──────── SUPPLIED INFORMATION ────────
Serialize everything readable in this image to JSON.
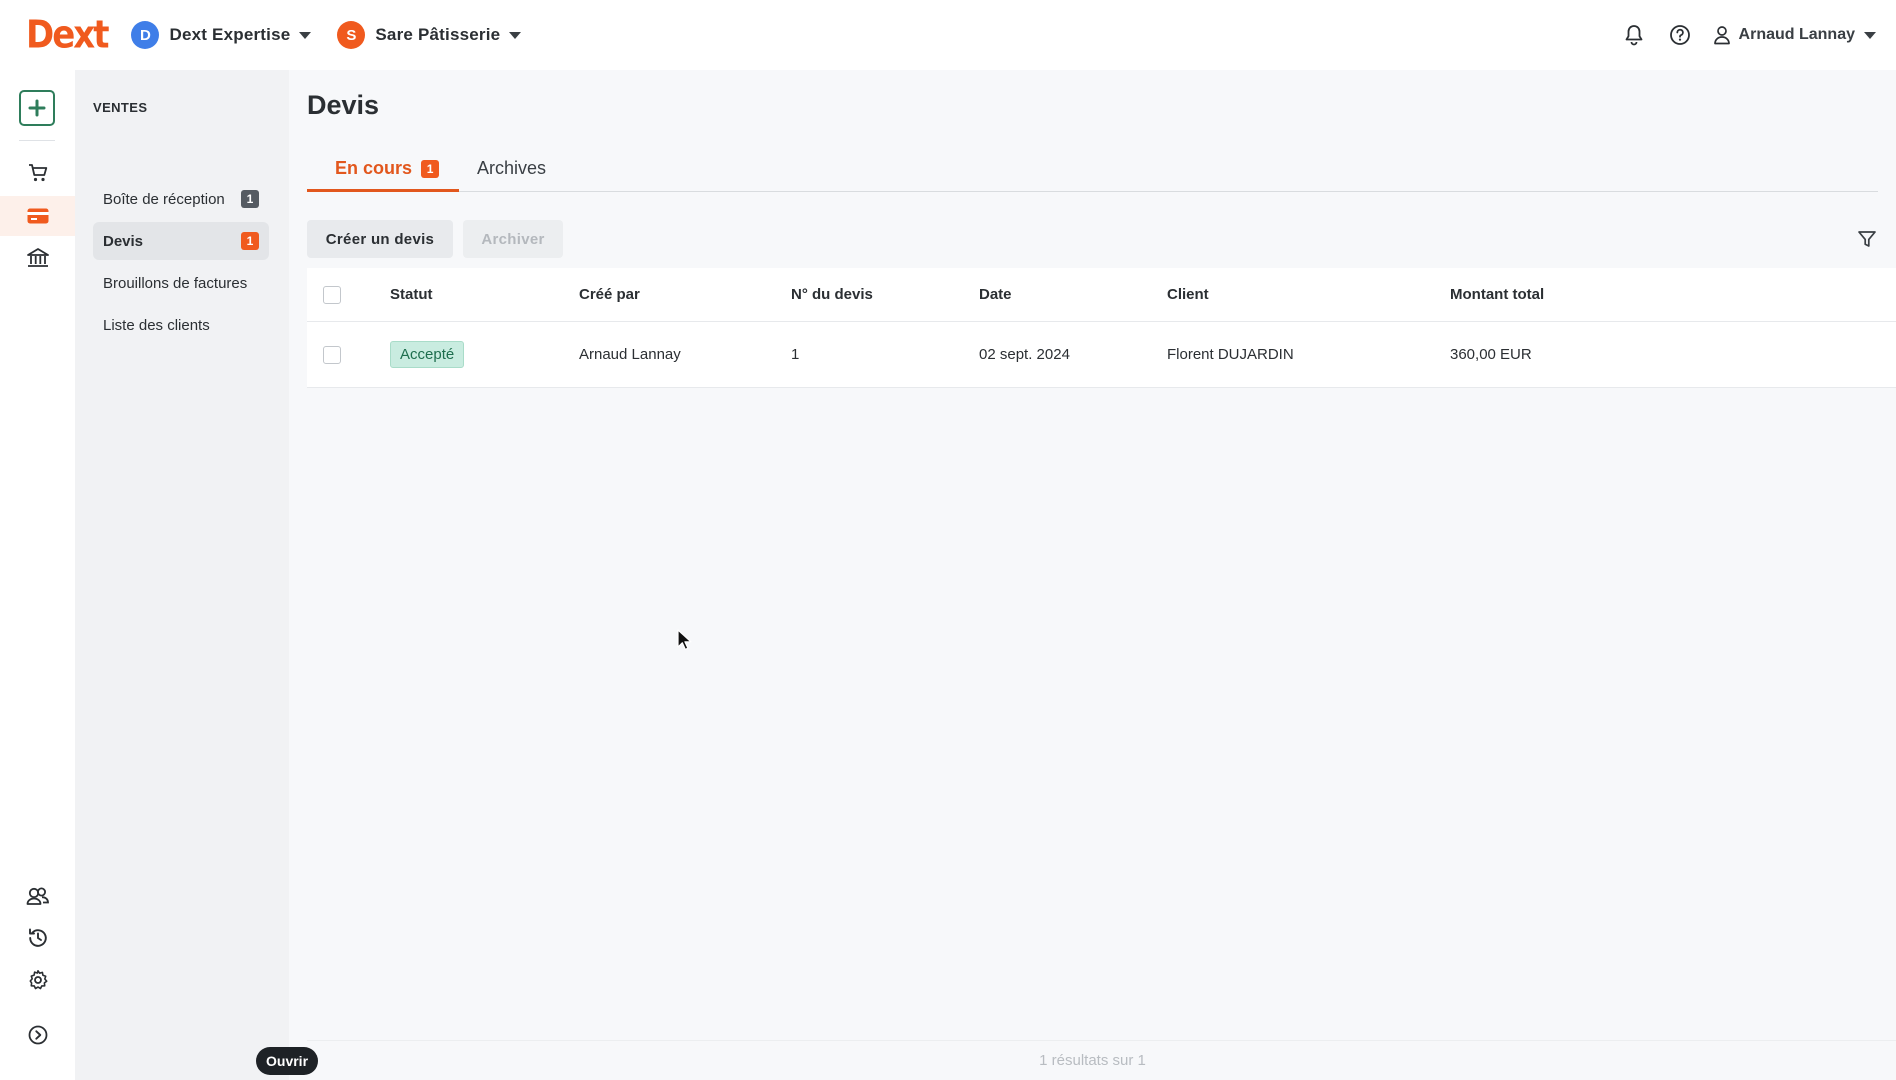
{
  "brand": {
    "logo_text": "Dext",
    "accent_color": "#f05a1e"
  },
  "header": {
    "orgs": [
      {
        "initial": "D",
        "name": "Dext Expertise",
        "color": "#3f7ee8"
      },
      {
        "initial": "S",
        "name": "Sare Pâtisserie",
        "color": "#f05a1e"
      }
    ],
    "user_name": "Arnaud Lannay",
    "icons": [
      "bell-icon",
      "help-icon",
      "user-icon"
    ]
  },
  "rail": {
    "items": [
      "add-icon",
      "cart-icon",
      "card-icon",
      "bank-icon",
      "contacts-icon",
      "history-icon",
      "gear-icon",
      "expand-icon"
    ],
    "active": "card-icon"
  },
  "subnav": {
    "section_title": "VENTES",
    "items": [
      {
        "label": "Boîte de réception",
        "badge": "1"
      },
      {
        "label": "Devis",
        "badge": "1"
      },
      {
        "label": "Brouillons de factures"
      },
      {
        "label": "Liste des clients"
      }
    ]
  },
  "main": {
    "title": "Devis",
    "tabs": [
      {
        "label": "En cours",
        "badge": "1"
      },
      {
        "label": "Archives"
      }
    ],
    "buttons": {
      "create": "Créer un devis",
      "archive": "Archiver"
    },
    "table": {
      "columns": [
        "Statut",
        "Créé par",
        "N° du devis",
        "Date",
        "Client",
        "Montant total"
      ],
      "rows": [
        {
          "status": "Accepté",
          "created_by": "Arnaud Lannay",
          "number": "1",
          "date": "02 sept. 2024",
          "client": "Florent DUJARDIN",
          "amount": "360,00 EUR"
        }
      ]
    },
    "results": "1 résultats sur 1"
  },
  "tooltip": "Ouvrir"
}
────────
──────── SUPPLIED INFORMATION ────────
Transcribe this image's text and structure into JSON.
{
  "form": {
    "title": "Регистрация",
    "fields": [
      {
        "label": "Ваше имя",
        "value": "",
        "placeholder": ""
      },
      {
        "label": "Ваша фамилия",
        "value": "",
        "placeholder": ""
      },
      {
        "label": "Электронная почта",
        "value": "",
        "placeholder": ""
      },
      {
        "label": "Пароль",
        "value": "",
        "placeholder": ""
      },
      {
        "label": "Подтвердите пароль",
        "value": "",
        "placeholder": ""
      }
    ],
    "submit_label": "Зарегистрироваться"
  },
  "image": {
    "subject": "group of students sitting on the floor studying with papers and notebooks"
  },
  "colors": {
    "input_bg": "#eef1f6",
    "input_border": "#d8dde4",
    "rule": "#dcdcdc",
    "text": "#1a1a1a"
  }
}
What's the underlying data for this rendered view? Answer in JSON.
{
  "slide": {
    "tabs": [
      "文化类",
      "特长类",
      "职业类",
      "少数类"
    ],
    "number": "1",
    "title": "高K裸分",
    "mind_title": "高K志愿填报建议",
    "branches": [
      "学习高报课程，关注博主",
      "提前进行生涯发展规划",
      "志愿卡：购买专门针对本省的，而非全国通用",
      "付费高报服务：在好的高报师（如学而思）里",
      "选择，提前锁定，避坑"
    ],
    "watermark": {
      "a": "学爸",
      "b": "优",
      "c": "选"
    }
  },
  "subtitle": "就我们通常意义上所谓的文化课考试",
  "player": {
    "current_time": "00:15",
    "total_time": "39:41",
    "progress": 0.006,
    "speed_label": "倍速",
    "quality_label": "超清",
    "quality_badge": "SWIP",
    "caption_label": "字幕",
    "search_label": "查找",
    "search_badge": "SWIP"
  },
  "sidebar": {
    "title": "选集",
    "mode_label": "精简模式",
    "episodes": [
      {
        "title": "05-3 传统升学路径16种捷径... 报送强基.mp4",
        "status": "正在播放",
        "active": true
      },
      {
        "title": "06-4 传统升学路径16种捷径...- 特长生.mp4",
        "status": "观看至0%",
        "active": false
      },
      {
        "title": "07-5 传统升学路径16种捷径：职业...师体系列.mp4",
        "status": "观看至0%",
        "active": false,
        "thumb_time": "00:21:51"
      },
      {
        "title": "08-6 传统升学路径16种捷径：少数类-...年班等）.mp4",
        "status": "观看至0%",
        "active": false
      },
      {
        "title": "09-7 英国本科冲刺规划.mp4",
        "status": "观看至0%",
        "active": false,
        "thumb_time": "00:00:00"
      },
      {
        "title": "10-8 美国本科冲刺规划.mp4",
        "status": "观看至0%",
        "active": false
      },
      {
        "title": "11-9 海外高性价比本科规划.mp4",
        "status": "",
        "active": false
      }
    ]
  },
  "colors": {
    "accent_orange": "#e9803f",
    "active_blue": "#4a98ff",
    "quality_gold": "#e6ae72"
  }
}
────────
WORK TO COMPLETE → From the entries above, return each line with the word "image" in it.

RESPONSE TO THIS TASK →
Serialize everything readable in this image to JSON.
Transcribe this image's text and structure into JSON.
  "image": {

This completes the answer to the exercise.